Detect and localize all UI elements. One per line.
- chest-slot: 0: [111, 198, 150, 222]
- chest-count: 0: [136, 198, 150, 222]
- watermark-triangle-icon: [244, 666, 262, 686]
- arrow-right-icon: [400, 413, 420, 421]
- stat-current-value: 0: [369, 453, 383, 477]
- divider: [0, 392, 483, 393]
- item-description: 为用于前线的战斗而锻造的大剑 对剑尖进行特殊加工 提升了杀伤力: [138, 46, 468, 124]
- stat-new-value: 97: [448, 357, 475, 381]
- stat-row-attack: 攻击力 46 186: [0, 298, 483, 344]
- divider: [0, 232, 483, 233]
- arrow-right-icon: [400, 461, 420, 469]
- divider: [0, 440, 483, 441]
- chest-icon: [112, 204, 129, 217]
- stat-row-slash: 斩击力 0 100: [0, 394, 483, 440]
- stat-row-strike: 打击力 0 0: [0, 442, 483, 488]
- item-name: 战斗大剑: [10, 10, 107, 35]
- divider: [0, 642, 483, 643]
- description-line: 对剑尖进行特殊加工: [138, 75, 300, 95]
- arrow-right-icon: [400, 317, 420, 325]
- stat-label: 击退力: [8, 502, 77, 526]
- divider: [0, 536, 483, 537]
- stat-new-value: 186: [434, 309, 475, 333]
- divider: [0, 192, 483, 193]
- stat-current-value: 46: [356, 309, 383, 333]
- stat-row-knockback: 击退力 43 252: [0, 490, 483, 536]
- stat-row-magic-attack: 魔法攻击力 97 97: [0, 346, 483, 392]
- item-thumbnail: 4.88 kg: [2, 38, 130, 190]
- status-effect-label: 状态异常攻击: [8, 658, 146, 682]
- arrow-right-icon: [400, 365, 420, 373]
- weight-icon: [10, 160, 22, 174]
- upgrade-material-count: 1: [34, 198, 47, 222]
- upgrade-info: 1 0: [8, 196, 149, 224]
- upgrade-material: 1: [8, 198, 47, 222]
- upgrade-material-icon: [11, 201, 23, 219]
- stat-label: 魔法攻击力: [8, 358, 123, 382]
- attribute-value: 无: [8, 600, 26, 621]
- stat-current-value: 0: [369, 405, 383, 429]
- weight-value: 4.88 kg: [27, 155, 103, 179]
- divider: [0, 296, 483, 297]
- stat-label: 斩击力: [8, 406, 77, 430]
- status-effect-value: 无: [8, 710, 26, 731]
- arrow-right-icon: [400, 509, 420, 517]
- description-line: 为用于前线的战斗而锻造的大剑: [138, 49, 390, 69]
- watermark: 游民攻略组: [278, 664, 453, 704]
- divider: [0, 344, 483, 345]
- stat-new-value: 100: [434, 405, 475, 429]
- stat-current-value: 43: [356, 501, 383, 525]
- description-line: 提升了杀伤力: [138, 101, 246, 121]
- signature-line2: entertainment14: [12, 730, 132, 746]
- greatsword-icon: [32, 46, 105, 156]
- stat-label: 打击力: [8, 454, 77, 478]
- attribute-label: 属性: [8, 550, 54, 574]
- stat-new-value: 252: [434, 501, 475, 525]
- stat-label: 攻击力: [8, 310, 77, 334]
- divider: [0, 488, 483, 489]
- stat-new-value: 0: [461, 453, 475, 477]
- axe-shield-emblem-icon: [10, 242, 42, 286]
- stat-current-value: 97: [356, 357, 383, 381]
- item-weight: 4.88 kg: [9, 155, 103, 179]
════════
Aim of the exercise
Reproduce the entries word for word, beginning with the first line and continuing through the line that contains "- stat-row-knockback: 击退力".

Answer to this problem
Detect and localize all UI elements. One per line.
- chest-slot: 0: [111, 198, 150, 222]
- chest-count: 0: [136, 198, 150, 222]
- watermark-triangle-icon: [244, 666, 262, 686]
- arrow-right-icon: [400, 413, 420, 421]
- stat-current-value: 0: [369, 453, 383, 477]
- divider: [0, 392, 483, 393]
- item-description: 为用于前线的战斗而锻造的大剑 对剑尖进行特殊加工 提升了杀伤力: [138, 46, 468, 124]
- stat-new-value: 97: [448, 357, 475, 381]
- stat-row-attack: 攻击力 46 186: [0, 298, 483, 344]
- divider: [0, 232, 483, 233]
- arrow-right-icon: [400, 461, 420, 469]
- divider: [0, 440, 483, 441]
- chest-icon: [112, 204, 129, 217]
- stat-row-slash: 斩击力 0 100: [0, 394, 483, 440]
- stat-row-strike: 打击力 0 0: [0, 442, 483, 488]
- item-name: 战斗大剑: [10, 10, 107, 35]
- divider: [0, 642, 483, 643]
- description-line: 对剑尖进行特殊加工: [138, 75, 300, 95]
- arrow-right-icon: [400, 317, 420, 325]
- stat-label: 击退力: [8, 502, 77, 526]
- divider: [0, 536, 483, 537]
- stat-new-value: 186: [434, 309, 475, 333]
- divider: [0, 192, 483, 193]
- stat-current-value: 46: [356, 309, 383, 333]
- stat-row-knockback: 击退力 43 252: [0, 490, 483, 536]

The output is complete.